══ Available records ══

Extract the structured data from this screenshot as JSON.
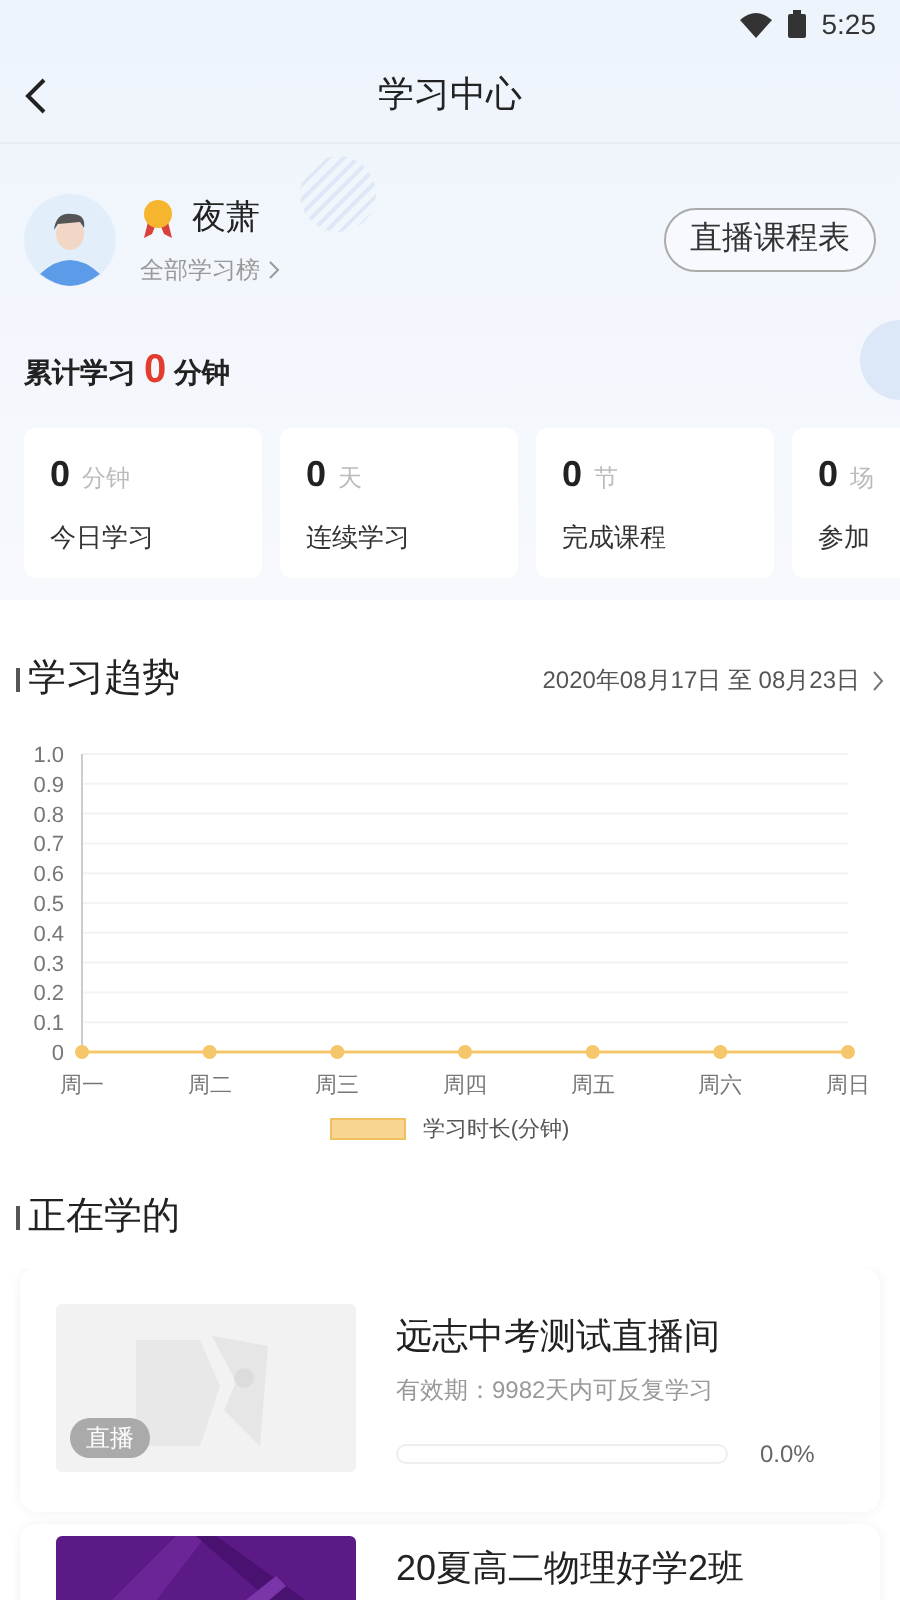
{
  "status_bar": {
    "time": "5:25"
  },
  "header": {
    "title": "学习中心"
  },
  "profile": {
    "name": "夜萧",
    "rank_link": "全部学习榜",
    "schedule_button": "直播课程表"
  },
  "total": {
    "prefix": "累计学习",
    "value": "0",
    "unit": "分钟"
  },
  "stats": [
    {
      "value": "0",
      "unit": "分钟",
      "label": "今日学习"
    },
    {
      "value": "0",
      "unit": "天",
      "label": "连续学习"
    },
    {
      "value": "0",
      "unit": "节",
      "label": "完成课程"
    },
    {
      "value": "0",
      "unit": "场",
      "label": "参加"
    }
  ],
  "trend": {
    "title": "学习趋势",
    "date_range": "2020年08月17日 至 08月23日",
    "chart_data": {
      "type": "line",
      "categories": [
        "周一",
        "周二",
        "周三",
        "周四",
        "周五",
        "周六",
        "周日"
      ],
      "grid": true,
      "series": [
        {
          "name": "学习时长(分钟)",
          "color": "#f5c76a",
          "marker": "circle",
          "values": [
            0,
            0,
            0,
            0,
            0,
            0,
            0
          ]
        }
      ],
      "ylim": [
        0,
        1
      ],
      "yticks": [
        {
          "value": 0,
          "label": "0"
        },
        {
          "value": 0.1,
          "label": "0.1"
        },
        {
          "value": 0.2,
          "label": "0.2"
        },
        {
          "value": 0.3,
          "label": "0.3"
        },
        {
          "value": 0.4,
          "label": "0.4"
        },
        {
          "value": 0.5,
          "label": "0.5"
        },
        {
          "value": 0.6,
          "label": "0.6"
        },
        {
          "value": 0.7,
          "label": "0.7"
        },
        {
          "value": 0.8,
          "label": "0.8"
        },
        {
          "value": 0.9,
          "label": "0.9"
        },
        {
          "value": 1,
          "label": "1.0"
        }
      ]
    }
  },
  "learning": {
    "title": "正在学的",
    "courses": [
      {
        "kind": "placeholder",
        "badge": "直播",
        "title": "远志中考测试直播间",
        "validity": "有效期：9982天内可反复学习",
        "level": 0,
        "percent": "0.0%"
      },
      {
        "kind": "picture",
        "title": "20夏高二物理好学2班"
      }
    ]
  }
}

═══

▶ What is being asked:
Reproduce the entries above without change, omitting all pictures.

▶ Result for this exercise:
Extract the structured data from this screenshot as JSON.
{
  "status_bar": {
    "time": "5:25"
  },
  "header": {
    "title": "学习中心"
  },
  "profile": {
    "name": "夜萧",
    "rank_link": "全部学习榜",
    "schedule_button": "直播课程表"
  },
  "total": {
    "prefix": "累计学习",
    "value": "0",
    "unit": "分钟"
  },
  "stats": [
    {
      "value": "0",
      "unit": "分钟",
      "label": "今日学习"
    },
    {
      "value": "0",
      "unit": "天",
      "label": "连续学习"
    },
    {
      "value": "0",
      "unit": "节",
      "label": "完成课程"
    },
    {
      "value": "0",
      "unit": "场",
      "label": "参加"
    }
  ],
  "trend": {
    "title": "学习趋势",
    "date_range": "2020年08月17日 至 08月23日",
    "chart_data": {
      "type": "line",
      "categories": [
        "周一",
        "周二",
        "周三",
        "周四",
        "周五",
        "周六",
        "周日"
      ],
      "grid": true,
      "series": [
        {
          "name": "学习时长(分钟)",
          "color": "#f5c76a",
          "marker": "circle",
          "values": [
            0,
            0,
            0,
            0,
            0,
            0,
            0
          ]
        }
      ],
      "ylim": [
        0,
        1
      ],
      "yticks": [
        {
          "value": 0,
          "label": "0"
        },
        {
          "value": 0.1,
          "label": "0.1"
        },
        {
          "value": 0.2,
          "label": "0.2"
        },
        {
          "value": 0.3,
          "label": "0.3"
        },
        {
          "value": 0.4,
          "label": "0.4"
        },
        {
          "value": 0.5,
          "label": "0.5"
        },
        {
          "value": 0.6,
          "label": "0.6"
        },
        {
          "value": 0.7,
          "label": "0.7"
        },
        {
          "value": 0.8,
          "label": "0.8"
        },
        {
          "value": 0.9,
          "label": "0.9"
        },
        {
          "value": 1,
          "label": "1.0"
        }
      ]
    }
  },
  "learning": {
    "title": "正在学的",
    "courses": [
      {
        "kind": "placeholder",
        "badge": "直播",
        "title": "远志中考测试直播间",
        "validity": "有效期：9982天内可反复学习",
        "level": 0,
        "percent": "0.0%"
      },
      {
        "kind": "picture",
        "title": "20夏高二物理好学2班"
      }
    ]
  }
}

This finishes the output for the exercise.